DATA FOR THIS EXERCISE —
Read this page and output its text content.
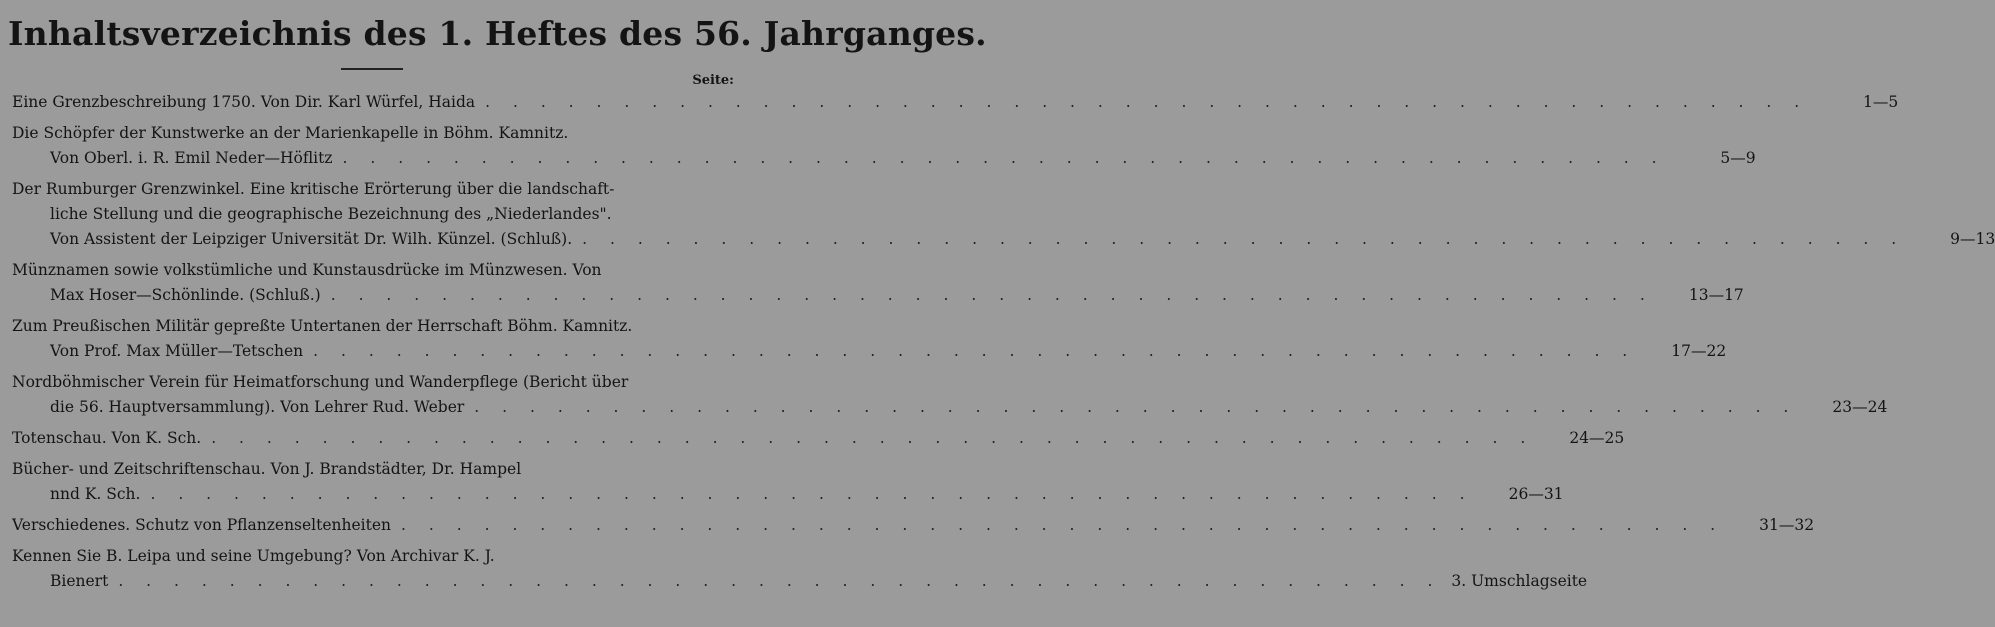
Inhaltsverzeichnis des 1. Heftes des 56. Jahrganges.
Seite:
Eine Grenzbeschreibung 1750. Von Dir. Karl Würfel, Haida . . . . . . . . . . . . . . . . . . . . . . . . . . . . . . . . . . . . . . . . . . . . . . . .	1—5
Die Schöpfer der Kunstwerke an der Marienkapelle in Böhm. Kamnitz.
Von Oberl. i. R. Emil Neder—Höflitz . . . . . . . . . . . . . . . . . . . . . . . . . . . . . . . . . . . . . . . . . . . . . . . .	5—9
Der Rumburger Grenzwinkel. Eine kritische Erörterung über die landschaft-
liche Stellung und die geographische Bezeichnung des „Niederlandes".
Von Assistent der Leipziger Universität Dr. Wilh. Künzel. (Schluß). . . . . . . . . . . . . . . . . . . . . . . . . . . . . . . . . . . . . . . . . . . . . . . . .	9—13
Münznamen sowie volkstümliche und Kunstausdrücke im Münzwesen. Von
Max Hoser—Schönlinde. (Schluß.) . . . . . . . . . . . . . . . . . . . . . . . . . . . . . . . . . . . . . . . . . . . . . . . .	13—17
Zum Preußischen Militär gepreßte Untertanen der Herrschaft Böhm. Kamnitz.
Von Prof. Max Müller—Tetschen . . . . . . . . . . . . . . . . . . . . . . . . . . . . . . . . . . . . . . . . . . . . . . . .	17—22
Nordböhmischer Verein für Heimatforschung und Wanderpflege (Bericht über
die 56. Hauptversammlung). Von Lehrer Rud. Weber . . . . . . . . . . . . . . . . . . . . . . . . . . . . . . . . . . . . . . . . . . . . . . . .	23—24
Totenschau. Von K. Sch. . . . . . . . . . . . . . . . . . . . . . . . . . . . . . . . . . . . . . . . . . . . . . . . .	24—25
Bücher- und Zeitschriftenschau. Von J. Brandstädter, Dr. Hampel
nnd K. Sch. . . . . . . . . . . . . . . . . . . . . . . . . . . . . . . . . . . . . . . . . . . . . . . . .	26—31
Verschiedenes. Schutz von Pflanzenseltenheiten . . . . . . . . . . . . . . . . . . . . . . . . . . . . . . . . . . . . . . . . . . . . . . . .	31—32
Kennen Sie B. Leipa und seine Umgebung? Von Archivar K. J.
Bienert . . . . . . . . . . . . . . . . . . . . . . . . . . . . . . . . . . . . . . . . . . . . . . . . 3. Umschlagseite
* * *
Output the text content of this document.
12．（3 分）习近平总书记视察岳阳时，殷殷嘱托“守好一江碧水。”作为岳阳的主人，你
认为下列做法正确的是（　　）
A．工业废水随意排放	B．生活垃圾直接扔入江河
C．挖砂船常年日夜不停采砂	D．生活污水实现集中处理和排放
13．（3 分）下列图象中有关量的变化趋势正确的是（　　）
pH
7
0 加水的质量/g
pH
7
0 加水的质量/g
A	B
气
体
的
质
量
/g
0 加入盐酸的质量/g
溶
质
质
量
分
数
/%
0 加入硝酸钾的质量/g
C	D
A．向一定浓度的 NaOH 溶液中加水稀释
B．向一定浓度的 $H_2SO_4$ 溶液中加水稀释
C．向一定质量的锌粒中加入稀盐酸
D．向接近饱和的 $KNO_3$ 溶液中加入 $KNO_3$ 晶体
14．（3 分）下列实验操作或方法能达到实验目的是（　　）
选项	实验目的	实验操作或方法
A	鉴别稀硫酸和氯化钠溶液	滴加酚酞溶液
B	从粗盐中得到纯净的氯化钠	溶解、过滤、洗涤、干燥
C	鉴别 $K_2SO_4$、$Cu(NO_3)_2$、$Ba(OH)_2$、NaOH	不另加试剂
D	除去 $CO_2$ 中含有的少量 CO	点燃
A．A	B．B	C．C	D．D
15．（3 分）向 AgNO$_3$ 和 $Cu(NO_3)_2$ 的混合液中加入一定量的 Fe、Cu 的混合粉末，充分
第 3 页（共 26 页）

TASK PROMPT — In the material above, find the lines that contain "über" and show them.

FULL SOLUTION —
Der Rumburger Grenzwinkel. Eine kritische Erörterung über die landschaft-
Nordböhmischer Verein für Heimatforschung und Wanderpflege (Bericht über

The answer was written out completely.